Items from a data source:
---
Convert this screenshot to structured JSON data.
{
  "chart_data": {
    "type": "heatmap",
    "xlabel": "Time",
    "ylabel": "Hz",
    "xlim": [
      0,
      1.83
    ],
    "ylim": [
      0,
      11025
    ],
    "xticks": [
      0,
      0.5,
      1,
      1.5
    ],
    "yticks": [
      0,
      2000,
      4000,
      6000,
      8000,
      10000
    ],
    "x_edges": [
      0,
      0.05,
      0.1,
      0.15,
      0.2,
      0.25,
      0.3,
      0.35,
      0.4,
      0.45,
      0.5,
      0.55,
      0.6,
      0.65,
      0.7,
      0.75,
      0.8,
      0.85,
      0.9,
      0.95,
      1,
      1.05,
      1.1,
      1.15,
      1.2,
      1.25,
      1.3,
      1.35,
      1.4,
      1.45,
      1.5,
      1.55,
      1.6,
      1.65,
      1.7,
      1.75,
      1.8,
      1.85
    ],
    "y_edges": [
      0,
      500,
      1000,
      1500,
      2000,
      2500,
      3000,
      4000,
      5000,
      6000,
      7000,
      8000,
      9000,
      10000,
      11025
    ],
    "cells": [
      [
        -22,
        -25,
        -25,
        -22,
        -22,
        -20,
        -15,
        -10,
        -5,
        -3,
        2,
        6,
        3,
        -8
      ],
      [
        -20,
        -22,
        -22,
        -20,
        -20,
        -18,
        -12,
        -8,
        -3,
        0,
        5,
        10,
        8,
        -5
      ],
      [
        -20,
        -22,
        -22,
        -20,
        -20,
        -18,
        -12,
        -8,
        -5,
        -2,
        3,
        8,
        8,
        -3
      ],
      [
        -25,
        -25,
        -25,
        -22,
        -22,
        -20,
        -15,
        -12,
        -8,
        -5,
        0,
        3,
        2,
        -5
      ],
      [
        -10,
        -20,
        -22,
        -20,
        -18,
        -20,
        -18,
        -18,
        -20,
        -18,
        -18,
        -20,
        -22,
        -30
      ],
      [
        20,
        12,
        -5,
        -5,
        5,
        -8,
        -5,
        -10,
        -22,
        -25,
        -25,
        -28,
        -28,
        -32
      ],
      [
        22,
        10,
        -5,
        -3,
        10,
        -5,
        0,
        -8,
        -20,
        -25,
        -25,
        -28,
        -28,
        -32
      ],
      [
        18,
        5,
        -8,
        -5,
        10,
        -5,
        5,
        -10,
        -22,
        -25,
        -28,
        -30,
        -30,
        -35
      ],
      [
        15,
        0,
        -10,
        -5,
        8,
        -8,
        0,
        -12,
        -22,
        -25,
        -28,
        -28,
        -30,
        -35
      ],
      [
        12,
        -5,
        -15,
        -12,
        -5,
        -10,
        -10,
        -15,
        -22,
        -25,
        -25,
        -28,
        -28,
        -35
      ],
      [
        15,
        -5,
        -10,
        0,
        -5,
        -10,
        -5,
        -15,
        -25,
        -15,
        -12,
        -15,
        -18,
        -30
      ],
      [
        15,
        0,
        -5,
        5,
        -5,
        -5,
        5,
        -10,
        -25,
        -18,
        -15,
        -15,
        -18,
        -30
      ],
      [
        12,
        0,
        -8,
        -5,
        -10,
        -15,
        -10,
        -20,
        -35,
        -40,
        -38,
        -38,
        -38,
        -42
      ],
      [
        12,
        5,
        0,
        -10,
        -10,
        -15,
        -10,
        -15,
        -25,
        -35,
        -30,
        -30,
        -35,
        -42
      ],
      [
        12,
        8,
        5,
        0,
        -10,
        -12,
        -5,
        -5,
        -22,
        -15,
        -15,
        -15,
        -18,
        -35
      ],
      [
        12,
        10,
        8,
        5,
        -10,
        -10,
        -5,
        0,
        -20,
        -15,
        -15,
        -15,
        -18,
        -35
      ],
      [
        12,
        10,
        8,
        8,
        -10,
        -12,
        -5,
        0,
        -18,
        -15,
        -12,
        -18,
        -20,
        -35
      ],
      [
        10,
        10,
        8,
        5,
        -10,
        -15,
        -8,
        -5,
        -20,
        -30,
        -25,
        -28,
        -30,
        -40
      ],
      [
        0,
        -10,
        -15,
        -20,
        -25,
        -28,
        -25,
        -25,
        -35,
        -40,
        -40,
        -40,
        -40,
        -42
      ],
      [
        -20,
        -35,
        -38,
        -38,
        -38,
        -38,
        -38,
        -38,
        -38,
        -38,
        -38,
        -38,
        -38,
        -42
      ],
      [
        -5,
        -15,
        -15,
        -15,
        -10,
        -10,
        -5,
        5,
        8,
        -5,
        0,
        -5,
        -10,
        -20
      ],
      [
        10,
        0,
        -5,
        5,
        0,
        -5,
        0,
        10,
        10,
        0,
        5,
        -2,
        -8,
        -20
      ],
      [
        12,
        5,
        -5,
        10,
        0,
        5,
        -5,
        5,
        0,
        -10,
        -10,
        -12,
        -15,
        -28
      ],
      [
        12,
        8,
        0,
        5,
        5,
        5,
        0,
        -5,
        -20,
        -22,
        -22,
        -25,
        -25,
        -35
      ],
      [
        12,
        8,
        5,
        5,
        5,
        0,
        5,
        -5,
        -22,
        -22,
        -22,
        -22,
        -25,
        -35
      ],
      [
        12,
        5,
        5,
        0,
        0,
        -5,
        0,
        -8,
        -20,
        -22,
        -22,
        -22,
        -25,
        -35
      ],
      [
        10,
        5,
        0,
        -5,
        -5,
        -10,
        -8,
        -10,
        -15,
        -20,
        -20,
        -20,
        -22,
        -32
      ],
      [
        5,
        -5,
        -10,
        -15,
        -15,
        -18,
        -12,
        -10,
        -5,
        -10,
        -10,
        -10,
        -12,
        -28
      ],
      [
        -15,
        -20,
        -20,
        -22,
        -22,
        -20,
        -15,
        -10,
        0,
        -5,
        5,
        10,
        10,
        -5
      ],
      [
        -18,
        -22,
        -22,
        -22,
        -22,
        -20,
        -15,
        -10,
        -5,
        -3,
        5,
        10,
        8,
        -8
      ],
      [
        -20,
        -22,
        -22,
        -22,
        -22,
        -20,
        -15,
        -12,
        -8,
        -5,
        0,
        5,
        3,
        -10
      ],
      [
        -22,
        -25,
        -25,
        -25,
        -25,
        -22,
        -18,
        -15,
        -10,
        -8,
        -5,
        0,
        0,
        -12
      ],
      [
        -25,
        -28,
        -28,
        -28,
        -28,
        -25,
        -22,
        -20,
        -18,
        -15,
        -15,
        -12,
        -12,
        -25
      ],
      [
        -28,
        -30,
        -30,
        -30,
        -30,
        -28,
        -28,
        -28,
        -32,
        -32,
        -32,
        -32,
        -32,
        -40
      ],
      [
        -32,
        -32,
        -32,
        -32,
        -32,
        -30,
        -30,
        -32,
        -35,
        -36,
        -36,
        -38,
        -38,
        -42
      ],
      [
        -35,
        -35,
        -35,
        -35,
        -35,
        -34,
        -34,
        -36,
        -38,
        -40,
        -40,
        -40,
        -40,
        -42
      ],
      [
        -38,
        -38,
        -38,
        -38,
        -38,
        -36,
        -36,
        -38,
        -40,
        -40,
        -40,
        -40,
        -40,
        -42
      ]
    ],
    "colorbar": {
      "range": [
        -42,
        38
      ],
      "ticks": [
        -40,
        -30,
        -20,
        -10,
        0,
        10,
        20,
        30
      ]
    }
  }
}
---
**YOUR TASK**
Exactly reproduce all of the entries.

**RESPONSE BELOW**
Convert this screenshot to structured JSON data.
{
  "chart_data": {
    "type": "heatmap",
    "xlabel": "Time",
    "ylabel": "Hz",
    "xlim": [
      0,
      1.83
    ],
    "ylim": [
      0,
      11025
    ],
    "xticks": [
      0,
      0.5,
      1,
      1.5
    ],
    "yticks": [
      0,
      2000,
      4000,
      6000,
      8000,
      10000
    ],
    "x_edges": [
      0,
      0.05,
      0.1,
      0.15,
      0.2,
      0.25,
      0.3,
      0.35,
      0.4,
      0.45,
      0.5,
      0.55,
      0.6,
      0.65,
      0.7,
      0.75,
      0.8,
      0.85,
      0.9,
      0.95,
      1,
      1.05,
      1.1,
      1.15,
      1.2,
      1.25,
      1.3,
      1.35,
      1.4,
      1.45,
      1.5,
      1.55,
      1.6,
      1.65,
      1.7,
      1.75,
      1.8,
      1.85
    ],
    "y_edges": [
      0,
      500,
      1000,
      1500,
      2000,
      2500,
      3000,
      4000,
      5000,
      6000,
      7000,
      8000,
      9000,
      10000,
      11025
    ],
    "cells": [
      [
        -22,
        -25,
        -25,
        -22,
        -22,
        -20,
        -15,
        -10,
        -5,
        -3,
        2,
        6,
        3,
        -8
      ],
      [
        -20,
        -22,
        -22,
        -20,
        -20,
        -18,
        -12,
        -8,
        -3,
        0,
        5,
        10,
        8,
        -5
      ],
      [
        -20,
        -22,
        -22,
        -20,
        -20,
        -18,
        -12,
        -8,
        -5,
        -2,
        3,
        8,
        8,
        -3
      ],
      [
        -25,
        -25,
        -25,
        -22,
        -22,
        -20,
        -15,
        -12,
        -8,
        -5,
        0,
        3,
        2,
        -5
      ],
      [
        -10,
        -20,
        -22,
        -20,
        -18,
        -20,
        -18,
        -18,
        -20,
        -18,
        -18,
        -20,
        -22,
        -30
      ],
      [
        20,
        12,
        -5,
        -5,
        5,
        -8,
        -5,
        -10,
        -22,
        -25,
        -25,
        -28,
        -28,
        -32
      ],
      [
        22,
        10,
        -5,
        -3,
        10,
        -5,
        0,
        -8,
        -20,
        -25,
        -25,
        -28,
        -28,
        -32
      ],
      [
        18,
        5,
        -8,
        -5,
        10,
        -5,
        5,
        -10,
        -22,
        -25,
        -28,
        -30,
        -30,
        -35
      ],
      [
        15,
        0,
        -10,
        -5,
        8,
        -8,
        0,
        -12,
        -22,
        -25,
        -28,
        -28,
        -30,
        -35
      ],
      [
        12,
        -5,
        -15,
        -12,
        -5,
        -10,
        -10,
        -15,
        -22,
        -25,
        -25,
        -28,
        -28,
        -35
      ],
      [
        15,
        -5,
        -10,
        0,
        -5,
        -10,
        -5,
        -15,
        -25,
        -15,
        -12,
        -15,
        -18,
        -30
      ],
      [
        15,
        0,
        -5,
        5,
        -5,
        -5,
        5,
        -10,
        -25,
        -18,
        -15,
        -15,
        -18,
        -30
      ],
      [
        12,
        0,
        -8,
        -5,
        -10,
        -15,
        -10,
        -20,
        -35,
        -40,
        -38,
        -38,
        -38,
        -42
      ],
      [
        12,
        5,
        0,
        -10,
        -10,
        -15,
        -10,
        -15,
        -25,
        -35,
        -30,
        -30,
        -35,
        -42
      ],
      [
        12,
        8,
        5,
        0,
        -10,
        -12,
        -5,
        -5,
        -22,
        -15,
        -15,
        -15,
        -18,
        -35
      ],
      [
        12,
        10,
        8,
        5,
        -10,
        -10,
        -5,
        0,
        -20,
        -15,
        -15,
        -15,
        -18,
        -35
      ],
      [
        12,
        10,
        8,
        8,
        -10,
        -12,
        -5,
        0,
        -18,
        -15,
        -12,
        -18,
        -20,
        -35
      ],
      [
        10,
        10,
        8,
        5,
        -10,
        -15,
        -8,
        -5,
        -20,
        -30,
        -25,
        -28,
        -30,
        -40
      ],
      [
        0,
        -10,
        -15,
        -20,
        -25,
        -28,
        -25,
        -25,
        -35,
        -40,
        -40,
        -40,
        -40,
        -42
      ],
      [
        -20,
        -35,
        -38,
        -38,
        -38,
        -38,
        -38,
        -38,
        -38,
        -38,
        -38,
        -38,
        -38,
        -42
      ],
      [
        -5,
        -15,
        -15,
        -15,
        -10,
        -10,
        -5,
        5,
        8,
        -5,
        0,
        -5,
        -10,
        -20
      ],
      [
        10,
        0,
        -5,
        5,
        0,
        -5,
        0,
        10,
        10,
        0,
        5,
        -2,
        -8,
        -20
      ],
      [
        12,
        5,
        -5,
        10,
        0,
        5,
        -5,
        5,
        0,
        -10,
        -10,
        -12,
        -15,
        -28
      ],
      [
        12,
        8,
        0,
        5,
        5,
        5,
        0,
        -5,
        -20,
        -22,
        -22,
        -25,
        -25,
        -35
      ],
      [
        12,
        8,
        5,
        5,
        5,
        0,
        5,
        -5,
        -22,
        -22,
        -22,
        -22,
        -25,
        -35
      ],
      [
        12,
        5,
        5,
        0,
        0,
        -5,
        0,
        -8,
        -20,
        -22,
        -22,
        -22,
        -25,
        -35
      ],
      [
        10,
        5,
        0,
        -5,
        -5,
        -10,
        -8,
        -10,
        -15,
        -20,
        -20,
        -20,
        -22,
        -32
      ],
      [
        5,
        -5,
        -10,
        -15,
        -15,
        -18,
        -12,
        -10,
        -5,
        -10,
        -10,
        -10,
        -12,
        -28
      ],
      [
        -15,
        -20,
        -20,
        -22,
        -22,
        -20,
        -15,
        -10,
        0,
        -5,
        5,
        10,
        10,
        -5
      ],
      [
        -18,
        -22,
        -22,
        -22,
        -22,
        -20,
        -15,
        -10,
        -5,
        -3,
        5,
        10,
        8,
        -8
      ],
      [
        -20,
        -22,
        -22,
        -22,
        -22,
        -20,
        -15,
        -12,
        -8,
        -5,
        0,
        5,
        3,
        -10
      ],
      [
        -22,
        -25,
        -25,
        -25,
        -25,
        -22,
        -18,
        -15,
        -10,
        -8,
        -5,
        0,
        0,
        -12
      ],
      [
        -25,
        -28,
        -28,
        -28,
        -28,
        -25,
        -22,
        -20,
        -18,
        -15,
        -15,
        -12,
        -12,
        -25
      ],
      [
        -28,
        -30,
        -30,
        -30,
        -30,
        -28,
        -28,
        -28,
        -32,
        -32,
        -32,
        -32,
        -32,
        -40
      ],
      [
        -32,
        -32,
        -32,
        -32,
        -32,
        -30,
        -30,
        -32,
        -35,
        -36,
        -36,
        -38,
        -38,
        -42
      ],
      [
        -35,
        -35,
        -35,
        -35,
        -35,
        -34,
        -34,
        -36,
        -38,
        -40,
        -40,
        -40,
        -40,
        -42
      ],
      [
        -38,
        -38,
        -38,
        -38,
        -38,
        -36,
        -36,
        -38,
        -40,
        -40,
        -40,
        -40,
        -40,
        -42
      ]
    ],
    "colorbar": {
      "range": [
        -42,
        38
      ],
      "ticks": [
        -40,
        -30,
        -20,
        -10,
        0,
        10,
        20,
        30
      ]
    }
  }
}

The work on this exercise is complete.